▸ Task instructions:
The entries below should be transcribed in their entirety, exactly as written.

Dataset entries
= = = =
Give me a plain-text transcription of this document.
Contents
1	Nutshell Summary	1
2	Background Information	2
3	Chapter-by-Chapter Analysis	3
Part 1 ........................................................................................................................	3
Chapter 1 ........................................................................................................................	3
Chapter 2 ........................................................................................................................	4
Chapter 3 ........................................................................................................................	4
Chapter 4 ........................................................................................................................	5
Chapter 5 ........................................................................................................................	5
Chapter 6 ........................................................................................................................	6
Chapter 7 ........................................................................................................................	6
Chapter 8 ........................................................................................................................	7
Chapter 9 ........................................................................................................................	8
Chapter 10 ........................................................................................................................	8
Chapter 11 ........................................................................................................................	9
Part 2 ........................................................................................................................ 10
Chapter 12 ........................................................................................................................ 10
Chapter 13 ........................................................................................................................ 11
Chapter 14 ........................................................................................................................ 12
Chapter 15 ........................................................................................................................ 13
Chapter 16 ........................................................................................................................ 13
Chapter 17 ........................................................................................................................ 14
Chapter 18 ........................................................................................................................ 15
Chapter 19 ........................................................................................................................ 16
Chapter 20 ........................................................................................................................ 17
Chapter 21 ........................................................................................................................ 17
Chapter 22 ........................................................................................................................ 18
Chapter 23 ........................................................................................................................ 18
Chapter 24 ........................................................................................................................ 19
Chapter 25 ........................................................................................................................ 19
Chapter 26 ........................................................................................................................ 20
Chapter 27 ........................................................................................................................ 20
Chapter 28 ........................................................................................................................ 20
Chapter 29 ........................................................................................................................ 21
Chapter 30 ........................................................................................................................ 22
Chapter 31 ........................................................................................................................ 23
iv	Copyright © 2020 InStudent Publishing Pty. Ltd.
= = = =
▸ Completed task:
Give me a plain-text transcription of this document.
Contents
1	Nutshell Summary	1
2	Background Information	2
3	Chapter-by-Chapter Analysis	3
Part 1 ........................................................................................................................	3
Chapter 1 ........................................................................................................................	3
Chapter 2 ........................................................................................................................	4
Chapter 3 ........................................................................................................................	4
Chapter 4 ........................................................................................................................	5
Chapter 5 ........................................................................................................................	5
Chapter 6 ........................................................................................................................	6
Chapter 7 ........................................................................................................................	6
Chapter 8 ........................................................................................................................	7
Chapter 9 ........................................................................................................................	8
Chapter 10 ........................................................................................................................	8
Chapter 11 ........................................................................................................................	9
Part 2 ........................................................................................................................ 10
Chapter 12 ........................................................................................................................ 10
Chapter 13 ........................................................................................................................ 11
Chapter 14 ........................................................................................................................ 12
Chapter 15 ........................................................................................................................ 13
Chapter 16 ........................................................................................................................ 13
Chapter 17 ........................................................................................................................ 14
Chapter 18 ........................................................................................................................ 15
Chapter 19 ........................................................................................................................ 16
Chapter 20 ........................................................................................................................ 17
Chapter 21 ........................................................................................................................ 17
Chapter 22 ........................................................................................................................ 18
Chapter 23 ........................................................................................................................ 18
Chapter 24 ........................................................................................................................ 19
Chapter 25 ........................................................................................................................ 19
Chapter 26 ........................................................................................................................ 20
Chapter 27 ........................................................................................................................ 20
Chapter 28 ........................................................................................................................ 20
Chapter 29 ........................................................................................................................ 21
Chapter 30 ........................................................................................................................ 22
Chapter 31 ........................................................................................................................ 23
iv	Copyright © 2020 InStudent Publishing Pty. Ltd.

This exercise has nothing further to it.